◆ **Task details**
Transcribe the listing exactly, leaving out every picture.
*** Recorded data ***
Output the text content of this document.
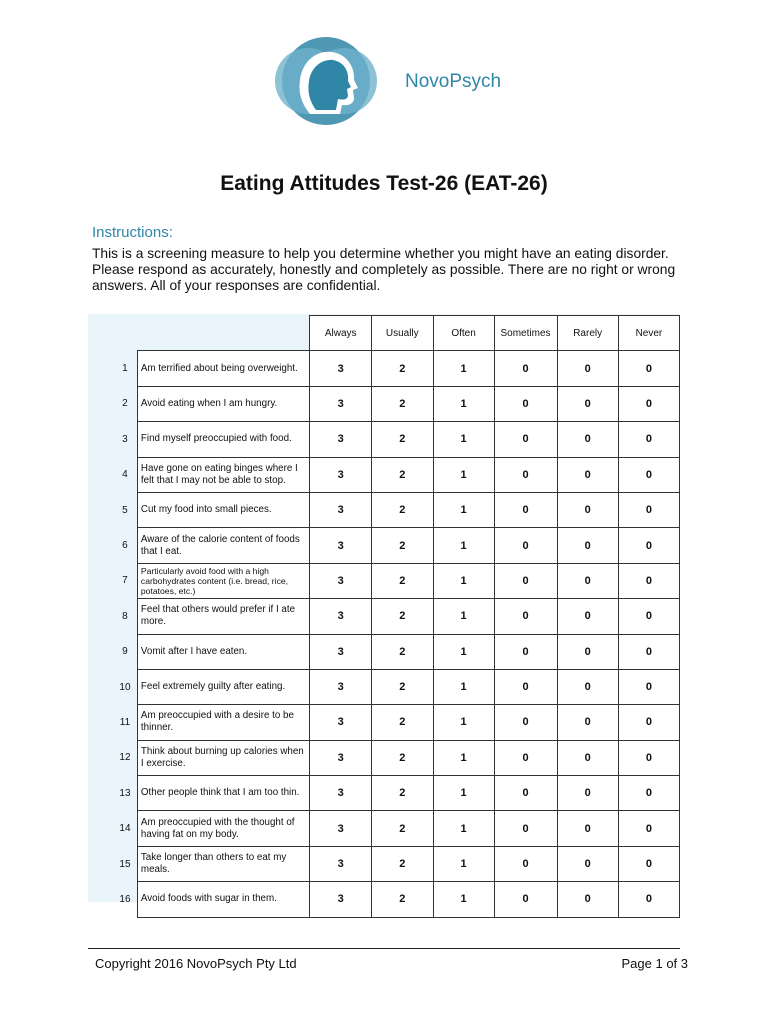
NovoPsych
Eating Attitudes Test-26 (EAT-26)
Instructions:
This is a screening measure to help you determine whether you might have an eating disorder. Please respond as accurately, honestly and completely as possible. There are no right or wrong answers. All of your responses are confidential.
		Always	Usually	Often	Sometimes	Rarely	Never
1	Am terrified about being overweight.	3	2	1	0	0	0
2	Avoid eating when I am hungry.	3	2	1	0	0	0
3	Find myself preoccupied with food.	3	2	1	0	0	0
4	Have gone on eating binges where I felt that I may not be able to stop.	3	2	1	0	0	0
5	Cut my food into small pieces.	3	2	1	0	0	0
6	Aware of the calorie content of foods that I eat.	3	2	1	0	0	0
7	Particularly avoid food with a high carbohydrates content (i.e. bread, rice, potatoes, etc.)	3	2	1	0	0	0
8	Feel that others would prefer if I ate more.	3	2	1	0	0	0
9	Vomit after I have eaten.	3	2	1	0	0	0
10	Feel extremely guilty after eating.	3	2	1	0	0	0
11	Am preoccupied with a desire to be thinner.	3	2	1	0	0	0
12	Think about burning up calories when I exercise.	3	2	1	0	0	0
13	Other people think that I am too thin.	3	2	1	0	0	0
14	Am preoccupied with the thought of having fat on my body.	3	2	1	0	0	0
15	Take longer than others to eat my meals.	3	2	1	0	0	0
16	Avoid foods with sugar in them.	3	2	1	0	0	0
Copyright 2016 NovoPsych Pty Ltd	Page 1 of 3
***
◆ **Complete output**
Output the text content of this document.
NovoPsych
Eating Attitudes Test-26 (EAT-26)
Instructions:
This is a screening measure to help you determine whether you might have an eating disorder. Please respond as accurately, honestly and completely as possible. There are no right or wrong answers. All of your responses are confidential.
		Always	Usually	Often	Sometimes	Rarely	Never
1	Am terrified about being overweight.	3	2	1	0	0	0
2	Avoid eating when I am hungry.	3	2	1	0	0	0
3	Find myself preoccupied with food.	3	2	1	0	0	0
4	Have gone on eating binges where I felt that I may not be able to stop.	3	2	1	0	0	0
5	Cut my food into small pieces.	3	2	1	0	0	0
6	Aware of the calorie content of foods that I eat.	3	2	1	0	0	0
7	Particularly avoid food with a high carbohydrates content (i.e. bread, rice, potatoes, etc.)	3	2	1	0	0	0
8	Feel that others would prefer if I ate more.	3	2	1	0	0	0
9	Vomit after I have eaten.	3	2	1	0	0	0
10	Feel extremely guilty after eating.	3	2	1	0	0	0
11	Am preoccupied with a desire to be thinner.	3	2	1	0	0	0
12	Think about burning up calories when I exercise.	3	2	1	0	0	0
13	Other people think that I am too thin.	3	2	1	0	0	0
14	Am preoccupied with the thought of having fat on my body.	3	2	1	0	0	0
15	Take longer than others to eat my meals.	3	2	1	0	0	0
16	Avoid foods with sugar in them.	3	2	1	0	0	0
Copyright 2016 NovoPsych Pty Ltd	Page 1 of 3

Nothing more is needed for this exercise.